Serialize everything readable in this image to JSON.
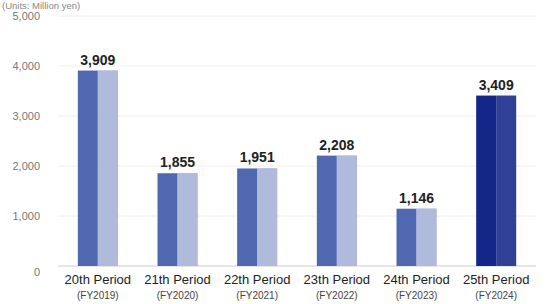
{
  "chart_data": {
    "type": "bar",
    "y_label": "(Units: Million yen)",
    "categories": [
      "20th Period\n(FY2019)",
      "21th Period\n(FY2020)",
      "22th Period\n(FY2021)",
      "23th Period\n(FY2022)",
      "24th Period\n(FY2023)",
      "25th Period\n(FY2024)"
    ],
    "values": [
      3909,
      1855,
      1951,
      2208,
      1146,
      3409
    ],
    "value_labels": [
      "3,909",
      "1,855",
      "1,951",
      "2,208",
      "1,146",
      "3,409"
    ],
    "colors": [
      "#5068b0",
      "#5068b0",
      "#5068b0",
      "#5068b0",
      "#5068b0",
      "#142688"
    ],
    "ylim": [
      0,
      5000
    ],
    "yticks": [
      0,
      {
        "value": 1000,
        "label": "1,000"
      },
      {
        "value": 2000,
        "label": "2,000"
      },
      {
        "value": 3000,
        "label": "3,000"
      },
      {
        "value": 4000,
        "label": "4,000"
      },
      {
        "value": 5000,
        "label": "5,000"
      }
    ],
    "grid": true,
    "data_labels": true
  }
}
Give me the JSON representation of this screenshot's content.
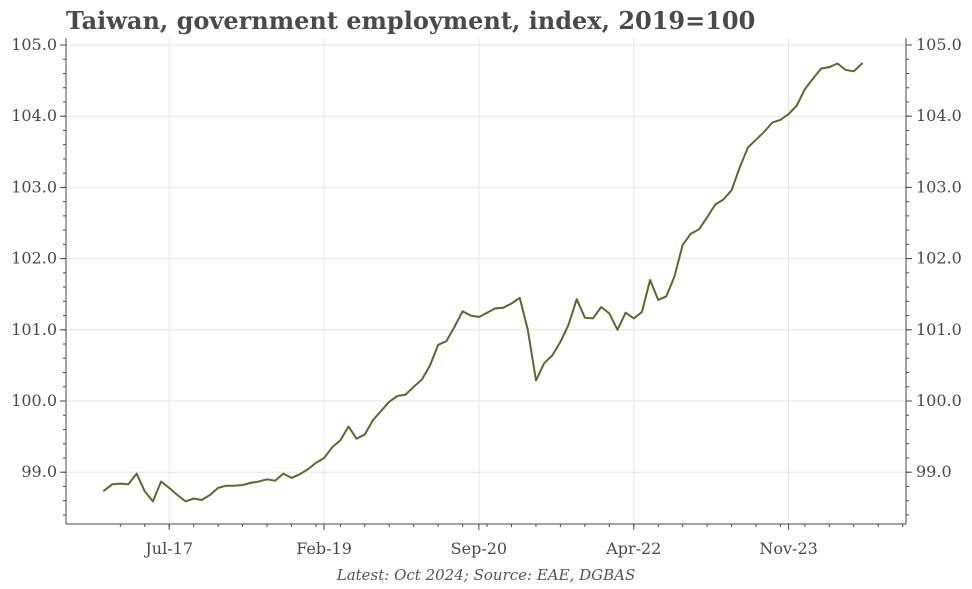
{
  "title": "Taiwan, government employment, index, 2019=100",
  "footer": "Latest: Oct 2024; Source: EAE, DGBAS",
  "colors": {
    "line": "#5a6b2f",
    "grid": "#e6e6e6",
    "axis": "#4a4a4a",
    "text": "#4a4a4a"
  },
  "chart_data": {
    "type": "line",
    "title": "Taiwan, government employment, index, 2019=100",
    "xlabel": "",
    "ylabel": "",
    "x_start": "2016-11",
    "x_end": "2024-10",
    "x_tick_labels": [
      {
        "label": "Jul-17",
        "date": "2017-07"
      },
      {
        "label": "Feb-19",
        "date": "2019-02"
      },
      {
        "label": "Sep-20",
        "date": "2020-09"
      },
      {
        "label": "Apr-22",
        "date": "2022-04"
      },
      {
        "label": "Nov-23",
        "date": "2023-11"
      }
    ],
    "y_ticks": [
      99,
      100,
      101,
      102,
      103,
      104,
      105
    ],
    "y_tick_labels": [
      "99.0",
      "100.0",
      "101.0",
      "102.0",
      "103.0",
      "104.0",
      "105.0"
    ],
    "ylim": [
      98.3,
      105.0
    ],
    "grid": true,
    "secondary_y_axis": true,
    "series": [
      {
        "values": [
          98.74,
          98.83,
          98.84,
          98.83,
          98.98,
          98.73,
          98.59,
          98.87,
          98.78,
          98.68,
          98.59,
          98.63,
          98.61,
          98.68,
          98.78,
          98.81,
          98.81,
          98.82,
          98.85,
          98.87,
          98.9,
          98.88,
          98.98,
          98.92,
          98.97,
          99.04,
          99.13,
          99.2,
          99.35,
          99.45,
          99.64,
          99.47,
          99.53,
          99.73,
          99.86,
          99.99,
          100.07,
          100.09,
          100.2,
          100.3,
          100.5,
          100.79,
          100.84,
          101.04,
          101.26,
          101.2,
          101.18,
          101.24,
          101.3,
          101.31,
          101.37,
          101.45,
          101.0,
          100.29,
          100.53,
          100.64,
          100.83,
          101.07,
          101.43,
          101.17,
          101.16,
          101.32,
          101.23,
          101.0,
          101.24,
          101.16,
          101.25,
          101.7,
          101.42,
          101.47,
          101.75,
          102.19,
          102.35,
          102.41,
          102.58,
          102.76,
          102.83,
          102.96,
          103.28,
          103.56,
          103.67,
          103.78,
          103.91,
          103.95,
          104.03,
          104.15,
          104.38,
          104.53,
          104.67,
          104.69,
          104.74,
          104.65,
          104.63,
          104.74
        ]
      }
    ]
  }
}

_EXERCISE TASK_. Among the entries, how many lines contain the string "government"? Give the number without anything else.

_FINAL ANSWER_. 2